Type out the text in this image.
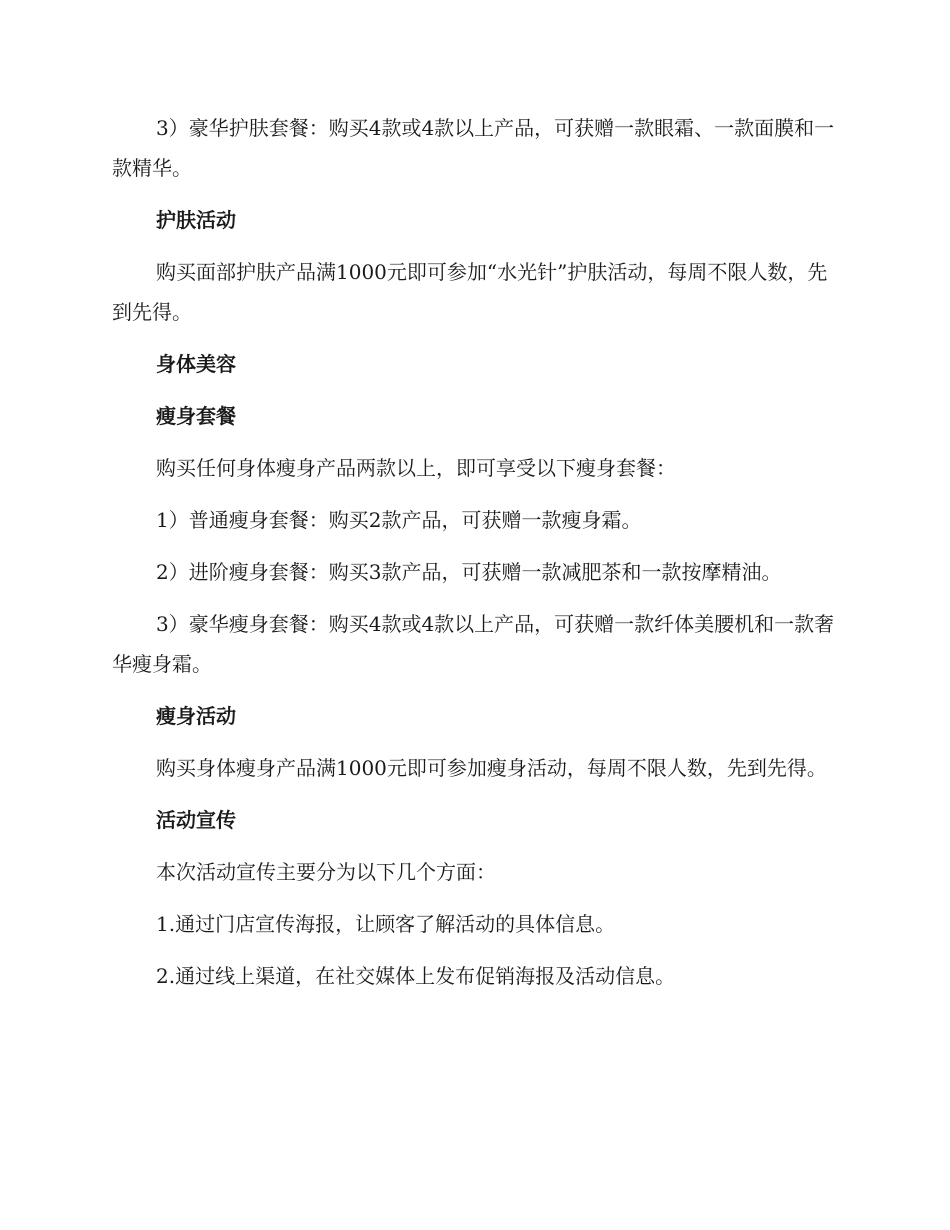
3）豪华护肤套餐：购买4款或4款以上产品，可获赠一款眼霜、一款面膜和一款精华。

护肤活动

购买面部护肤产品满1000元即可参加“水光针”护肤活动，每周不限人数，先到先得。

身体美容

瘦身套餐

购买任何身体瘦身产品两款以上，即可享受以下瘦身套餐：

1）普通瘦身套餐：购买2款产品，可获赠一款瘦身霜。

2）进阶瘦身套餐：购买3款产品，可获赠一款减肥茶和一款按摩精油。

3）豪华瘦身套餐：购买4款或4款以上产品，可获赠一款纤体美腰机和一款奢华瘦身霜。

瘦身活动

购买身体瘦身产品满1000元即可参加瘦身活动，每周不限人数，先到先得。

活动宣传

本次活动宣传主要分为以下几个方面：

1.通过门店宣传海报，让顾客了解活动的具体信息。

2.通过线上渠道，在社交媒体上发布促销海报及活动信息。
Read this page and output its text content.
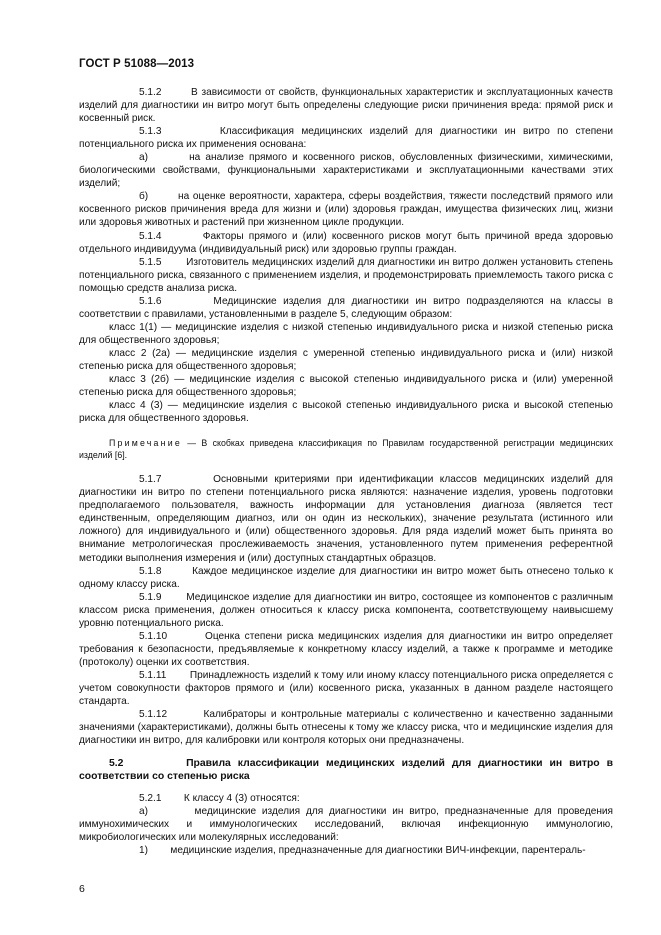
ГОСТ Р 51088—2013

5.1.2	В зависимости от свойств, функциональных характеристик и эксплуатационных качеств изделий для диагностики ин витро могут быть определены следующие риски причинения вреда: прямой риск и косвенный риск.

5.1.3	Классификация медицинских изделий для диагностики ин витро по степени потенциального риска их применения основана:

а)	на анализе прямого и косвенного рисков, обусловленных физическими, химическими, биологическими свойствами, функциональными характеристиками и эксплуатационными качествами этих изделий;

б)	на оценке вероятности, характера, сферы воздействия, тяжести последствий прямого или косвенного рисков причинения вреда для жизни и (или) здоровья граждан, имущества физических лиц, жизни или здоровья животных и растений при жизненном цикле продукции.

5.1.4	Факторы прямого и (или) косвенного рисков могут быть причиной вреда здоровью отдельного индивидуума (индивидуальный риск) или здоровью группы граждан.

5.1.5 Изготовитель медицинских изделий для диагностики ин витро должен установить степень потенциального риска, связанного с применением изделия, и продемонстрировать приемлемость такого риска с помощью средств анализа риска.

5.1.6	Медицинские изделия для диагностики ин витро подразделяются на классы в соответствии с правилами, установленными в разделе 5, следующим образом:

класс 1(1) — медицинские изделия с низкой степенью индивидуального риска и низкой степенью риска для общественного здоровья;

класс 2 (2а) — медицинские изделия с умеренной степенью индивидуального риска и (или) низкой степенью риска для общественного здоровья;

класс 3 (2б) — медицинские изделия с высокой степенью индивидуального риска и (или) умеренной степенью риска для общественного здоровья;

класс 4 (3) — медицинские изделия с высокой степенью индивидуального риска и высокой степенью риска для общественного здоровья.

Примечание — В скобках приведена классификация по Правилам государственной регистрации медицинских изделий [6].

5.1.7	Основными критериями при идентификации классов медицинских изделий для диагностики ин витро по степени потенциального риска являются: назначение изделия, уровень подготовки предполагаемого пользователя, важность информации для установления диагноза (является тест единственным, определяющим диагноз, или он один из нескольких), значение результата (истинного или ложного) для индивидуального и (или) общественного здоровья. Для ряда изделий может быть принята во внимание метрологическая прослеживаемость значения, установленного путем применения референтной методики выполнения измерения и (или) доступных стандартных образцов.

5.1.8	Каждое медицинское изделие для диагностики ин витро может быть отнесено только к одному классу риска.

5.1.9 Медицинское изделие для диагностики ин витро, состоящее из компонентов с различным классом риска применения, должен относиться к классу риска компонента, соответствующему наивысшему уровню потенциального риска.

5.1.10	Оценка степени риска медицинских изделия для диагностики ин витро определяет требования к безопасности, предъявляемые к конкретному классу изделий, а также к программе и методике (протоколу) оценки их соответствия.

5.1.11 Принадлежность изделий к тому или иному классу потенциального риска определяется с учетом совокупности факторов прямого и (или) косвенного риска, указанных в данном разделе настоящего стандарта.

5.1.12	Калибраторы и контрольные материалы с количественно и качественно заданными значениями (характеристиками), должны быть отнесены к тому же классу риска, что и медицинские изделия для диагностики ин витро, для калибровки или контроля которых они предназначены.

5.2	Правила классификации медицинских изделий для диагностики ин витро в соответствии со степенью риска

5.2.1 К классу 4 (3) относятся:

а)	медицинские изделия для диагностики ин витро, предназначенные для проведения иммунохимических и иммунологических исследований, включая инфекционную иммунологию, микробиологических или молекулярных исследований:

1) медицинские изделия, предназначенные для диагностики ВИЧ-инфекции, парентераль-

6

◆ Exercise requirements: Quote the data exactly, leaving every image out of the copy.

◆ Response below:
Type out the text in this image.
3）豪华护肤套餐：购买4款或4款以上产品，可获赠一款眼霜、一款面膜和一款精华。

护肤活动

购买面部护肤产品满1000元即可参加“水光针”护肤活动，每周不限人数，先到先得。

身体美容

瘦身套餐

购买任何身体瘦身产品两款以上，即可享受以下瘦身套餐：

1）普通瘦身套餐：购买2款产品，可获赠一款瘦身霜。

2）进阶瘦身套餐：购买3款产品，可获赠一款减肥茶和一款按摩精油。

3）豪华瘦身套餐：购买4款或4款以上产品，可获赠一款纤体美腰机和一款奢华瘦身霜。

瘦身活动

购买身体瘦身产品满1000元即可参加瘦身活动，每周不限人数，先到先得。

活动宣传

本次活动宣传主要分为以下几个方面：

1.通过门店宣传海报，让顾客了解活动的具体信息。

2.通过线上渠道，在社交媒体上发布促销海报及活动信息。
Read this page and output its text content.
ГОСТ Р 51088—2013

5.1.2	В зависимости от свойств, функциональных характеристик и эксплуатационных качеств изделий для диагностики ин витро могут быть определены следующие риски причинения вреда: прямой риск и косвенный риск.

5.1.3	Классификация медицинских изделий для диагностики ин витро по степени потенциального риска их применения основана:

а)	на анализе прямого и косвенного рисков, обусловленных физическими, химическими, биологическими свойствами, функциональными характеристиками и эксплуатационными качествами этих изделий;

б)	на оценке вероятности, характера, сферы воздействия, тяжести последствий прямого или косвенного рисков причинения вреда для жизни и (или) здоровья граждан, имущества физических лиц, жизни или здоровья животных и растений при жизненном цикле продукции.

5.1.4	Факторы прямого и (или) косвенного рисков могут быть причиной вреда здоровью отдельного индивидуума (индивидуальный риск) или здоровью группы граждан.

5.1.5 Изготовитель медицинских изделий для диагностики ин витро должен установить степень потенциального риска, связанного с применением изделия, и продемонстрировать приемлемость такого риска с помощью средств анализа риска.

5.1.6	Медицинские изделия для диагностики ин витро подразделяются на классы в соответствии с правилами, установленными в разделе 5, следующим образом:

класс 1(1) — медицинские изделия с низкой степенью индивидуального риска и низкой степенью риска для общественного здоровья;

класс 2 (2а) — медицинские изделия с умеренной степенью индивидуального риска и (или) низкой степенью риска для общественного здоровья;

класс 3 (2б) — медицинские изделия с высокой степенью индивидуального риска и (или) умеренной степенью риска для общественного здоровья;

класс 4 (3) — медицинские изделия с высокой степенью индивидуального риска и высокой степенью риска для общественного здоровья.

Примечание — В скобках приведена классификация по Правилам государственной регистрации медицинских изделий [6].

5.1.7	Основными критериями при идентификации классов медицинских изделий для диагностики ин витро по степени потенциального риска являются: назначение изделия, уровень подготовки предполагаемого пользователя, важность информации для установления диагноза (является тест единственным, определяющим диагноз, или он один из нескольких), значение результата (истинного или ложного) для индивидуального и (или) общественного здоровья. Для ряда изделий может быть принята во внимание метрологическая прослеживаемость значения, установленного путем применения референтной методики выполнения измерения и (или) доступных стандартных образцов.

5.1.8	Каждое медицинское изделие для диагностики ин витро может быть отнесено только к одному классу риска.

5.1.9 Медицинское изделие для диагностики ин витро, состоящее из компонентов с различным классом риска применения, должен относиться к классу риска компонента, соответствующему наивысшему уровню потенциального риска.

5.1.10	Оценка степени риска медицинских изделия для диагностики ин витро определяет требования к безопасности, предъявляемые к конкретному классу изделий, а также к программе и методике (протоколу) оценки их соответствия.

5.1.11 Принадлежность изделий к тому или иному классу потенциального риска определяется с учетом совокупности факторов прямого и (или) косвенного риска, указанных в данном разделе настоящего стандарта.

5.1.12	Калибраторы и контрольные материалы с количественно и качественно заданными значениями (характеристиками), должны быть отнесены к тому же классу риска, что и медицинские изделия для диагностики ин витро, для калибровки или контроля которых они предназначены.

5.2	Правила классификации медицинских изделий для диагностики ин витро в соответствии со степенью риска

5.2.1 К классу 4 (3) относятся:

а)	медицинские изделия для диагностики ин витро, предназначенные для проведения иммунохимических и иммунологических исследований, включая инфекционную иммунологию, микробиологических или молекулярных исследований:

1) медицинские изделия, предназначенные для диагностики ВИЧ-инфекции, парентераль-

6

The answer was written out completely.